**The input**
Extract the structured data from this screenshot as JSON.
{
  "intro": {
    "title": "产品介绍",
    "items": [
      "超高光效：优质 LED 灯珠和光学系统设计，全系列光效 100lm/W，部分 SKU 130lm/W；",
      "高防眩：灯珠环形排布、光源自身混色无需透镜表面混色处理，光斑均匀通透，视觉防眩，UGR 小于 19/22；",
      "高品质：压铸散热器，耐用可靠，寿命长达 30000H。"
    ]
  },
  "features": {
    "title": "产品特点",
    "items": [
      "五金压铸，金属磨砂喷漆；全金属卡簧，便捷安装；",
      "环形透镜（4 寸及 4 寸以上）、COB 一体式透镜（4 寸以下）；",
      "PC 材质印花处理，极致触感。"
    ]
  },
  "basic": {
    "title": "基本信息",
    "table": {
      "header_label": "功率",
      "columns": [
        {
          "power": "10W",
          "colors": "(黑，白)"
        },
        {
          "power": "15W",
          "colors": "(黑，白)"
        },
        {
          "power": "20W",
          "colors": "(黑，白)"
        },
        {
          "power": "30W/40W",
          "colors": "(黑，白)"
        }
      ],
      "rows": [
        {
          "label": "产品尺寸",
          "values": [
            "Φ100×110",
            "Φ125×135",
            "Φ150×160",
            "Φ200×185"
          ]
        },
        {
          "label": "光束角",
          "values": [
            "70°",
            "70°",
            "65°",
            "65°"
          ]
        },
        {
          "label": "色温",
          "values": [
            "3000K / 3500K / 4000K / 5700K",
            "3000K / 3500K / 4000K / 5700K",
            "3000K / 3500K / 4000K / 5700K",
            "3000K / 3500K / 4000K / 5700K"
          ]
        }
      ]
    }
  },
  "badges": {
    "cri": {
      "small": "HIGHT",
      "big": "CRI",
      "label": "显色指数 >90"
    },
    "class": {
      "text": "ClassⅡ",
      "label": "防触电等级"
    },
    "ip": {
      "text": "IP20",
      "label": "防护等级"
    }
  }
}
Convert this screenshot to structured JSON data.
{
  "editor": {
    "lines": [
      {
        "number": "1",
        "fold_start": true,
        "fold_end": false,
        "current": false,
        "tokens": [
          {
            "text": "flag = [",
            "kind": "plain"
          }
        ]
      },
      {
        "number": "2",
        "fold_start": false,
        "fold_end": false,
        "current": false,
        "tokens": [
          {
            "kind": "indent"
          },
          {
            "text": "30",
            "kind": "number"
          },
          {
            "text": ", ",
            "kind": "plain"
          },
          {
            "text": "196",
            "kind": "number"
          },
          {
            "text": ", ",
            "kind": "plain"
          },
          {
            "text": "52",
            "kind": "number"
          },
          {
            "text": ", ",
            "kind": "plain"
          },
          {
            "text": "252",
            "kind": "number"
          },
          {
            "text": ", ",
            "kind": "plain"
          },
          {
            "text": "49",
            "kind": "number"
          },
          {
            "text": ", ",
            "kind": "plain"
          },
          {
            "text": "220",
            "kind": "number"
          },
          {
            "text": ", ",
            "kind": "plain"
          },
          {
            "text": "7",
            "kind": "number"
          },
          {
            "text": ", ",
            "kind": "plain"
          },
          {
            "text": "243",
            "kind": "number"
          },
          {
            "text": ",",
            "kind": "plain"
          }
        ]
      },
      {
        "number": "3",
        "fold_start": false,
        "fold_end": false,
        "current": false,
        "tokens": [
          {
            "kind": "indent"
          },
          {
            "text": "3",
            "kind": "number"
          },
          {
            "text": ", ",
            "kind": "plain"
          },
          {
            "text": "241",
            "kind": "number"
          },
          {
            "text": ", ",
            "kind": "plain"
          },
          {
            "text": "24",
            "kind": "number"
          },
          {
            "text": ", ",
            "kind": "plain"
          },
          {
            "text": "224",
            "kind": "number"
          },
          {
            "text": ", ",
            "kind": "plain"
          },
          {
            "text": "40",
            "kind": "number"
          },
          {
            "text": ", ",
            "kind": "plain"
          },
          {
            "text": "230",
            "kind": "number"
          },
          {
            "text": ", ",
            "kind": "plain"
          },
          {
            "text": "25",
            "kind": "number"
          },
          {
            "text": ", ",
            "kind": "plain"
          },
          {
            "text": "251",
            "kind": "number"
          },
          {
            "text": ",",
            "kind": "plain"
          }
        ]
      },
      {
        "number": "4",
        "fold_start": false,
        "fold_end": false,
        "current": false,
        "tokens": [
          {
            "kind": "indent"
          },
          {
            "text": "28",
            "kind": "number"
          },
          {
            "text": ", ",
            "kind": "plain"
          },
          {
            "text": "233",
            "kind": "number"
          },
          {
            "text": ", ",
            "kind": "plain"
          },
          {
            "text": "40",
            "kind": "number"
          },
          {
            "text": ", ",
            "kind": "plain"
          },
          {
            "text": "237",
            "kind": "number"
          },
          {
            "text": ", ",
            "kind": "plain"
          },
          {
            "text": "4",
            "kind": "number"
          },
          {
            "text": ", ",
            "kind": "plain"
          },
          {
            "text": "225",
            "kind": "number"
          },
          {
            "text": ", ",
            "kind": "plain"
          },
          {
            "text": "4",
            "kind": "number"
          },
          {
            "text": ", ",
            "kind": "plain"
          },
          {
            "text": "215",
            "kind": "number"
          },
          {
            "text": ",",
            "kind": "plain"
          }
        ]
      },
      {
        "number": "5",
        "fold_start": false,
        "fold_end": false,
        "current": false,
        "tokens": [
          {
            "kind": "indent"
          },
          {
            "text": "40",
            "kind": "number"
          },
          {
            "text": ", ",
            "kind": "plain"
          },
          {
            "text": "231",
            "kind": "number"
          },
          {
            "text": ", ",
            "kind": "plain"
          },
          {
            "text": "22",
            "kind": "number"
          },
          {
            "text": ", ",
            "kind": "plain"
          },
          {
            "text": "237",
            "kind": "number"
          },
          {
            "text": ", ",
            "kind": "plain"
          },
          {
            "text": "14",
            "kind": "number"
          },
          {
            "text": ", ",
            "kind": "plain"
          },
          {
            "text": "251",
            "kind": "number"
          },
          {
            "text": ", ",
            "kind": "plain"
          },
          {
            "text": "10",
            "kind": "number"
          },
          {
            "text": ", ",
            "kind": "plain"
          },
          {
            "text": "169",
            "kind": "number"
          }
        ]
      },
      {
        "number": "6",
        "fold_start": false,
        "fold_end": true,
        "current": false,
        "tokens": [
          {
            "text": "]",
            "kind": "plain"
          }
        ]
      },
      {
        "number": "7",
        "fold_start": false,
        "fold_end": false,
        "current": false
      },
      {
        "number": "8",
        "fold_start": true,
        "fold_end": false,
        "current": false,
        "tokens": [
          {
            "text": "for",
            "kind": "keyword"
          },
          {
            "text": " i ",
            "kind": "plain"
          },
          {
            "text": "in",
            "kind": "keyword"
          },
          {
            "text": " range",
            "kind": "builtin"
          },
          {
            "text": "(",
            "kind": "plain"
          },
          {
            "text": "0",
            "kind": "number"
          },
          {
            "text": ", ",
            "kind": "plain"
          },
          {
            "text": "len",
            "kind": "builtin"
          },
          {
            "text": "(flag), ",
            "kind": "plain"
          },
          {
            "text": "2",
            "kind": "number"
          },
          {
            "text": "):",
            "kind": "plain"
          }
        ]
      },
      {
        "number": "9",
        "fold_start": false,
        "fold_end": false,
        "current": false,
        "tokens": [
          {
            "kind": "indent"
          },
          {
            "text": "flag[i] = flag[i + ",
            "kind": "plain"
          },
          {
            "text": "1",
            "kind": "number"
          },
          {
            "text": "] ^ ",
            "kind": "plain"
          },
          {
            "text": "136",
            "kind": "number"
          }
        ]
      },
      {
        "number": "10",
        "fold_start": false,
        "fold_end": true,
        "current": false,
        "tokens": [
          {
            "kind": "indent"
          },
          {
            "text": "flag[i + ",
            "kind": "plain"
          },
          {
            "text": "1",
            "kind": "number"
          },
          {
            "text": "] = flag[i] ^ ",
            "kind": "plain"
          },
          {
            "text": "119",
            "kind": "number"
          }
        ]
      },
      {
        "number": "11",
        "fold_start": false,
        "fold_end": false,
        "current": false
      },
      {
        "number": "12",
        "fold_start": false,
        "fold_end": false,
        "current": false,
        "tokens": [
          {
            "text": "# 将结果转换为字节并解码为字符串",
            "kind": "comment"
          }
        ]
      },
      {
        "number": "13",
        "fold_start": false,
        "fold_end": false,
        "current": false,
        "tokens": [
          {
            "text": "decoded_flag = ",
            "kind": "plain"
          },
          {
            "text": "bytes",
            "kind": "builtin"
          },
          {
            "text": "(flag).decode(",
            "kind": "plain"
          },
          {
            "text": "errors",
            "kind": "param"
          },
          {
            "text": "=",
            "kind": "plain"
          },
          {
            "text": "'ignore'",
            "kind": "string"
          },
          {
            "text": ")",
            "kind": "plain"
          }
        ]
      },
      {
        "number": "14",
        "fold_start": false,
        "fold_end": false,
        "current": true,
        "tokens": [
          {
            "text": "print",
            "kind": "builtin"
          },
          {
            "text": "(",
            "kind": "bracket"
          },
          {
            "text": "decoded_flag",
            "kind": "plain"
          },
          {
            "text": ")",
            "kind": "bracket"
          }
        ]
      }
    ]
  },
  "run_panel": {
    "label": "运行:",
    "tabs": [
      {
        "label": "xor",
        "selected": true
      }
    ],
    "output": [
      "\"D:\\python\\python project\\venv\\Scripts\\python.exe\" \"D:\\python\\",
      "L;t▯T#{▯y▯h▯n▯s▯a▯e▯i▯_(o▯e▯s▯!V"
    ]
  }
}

**Exercise objective**
Extract every line from the records above that contains the word "data".

**Completed exercise**
Extract the structured data from this screenshot as JSON.
Convert this screenshot to structured JSON data.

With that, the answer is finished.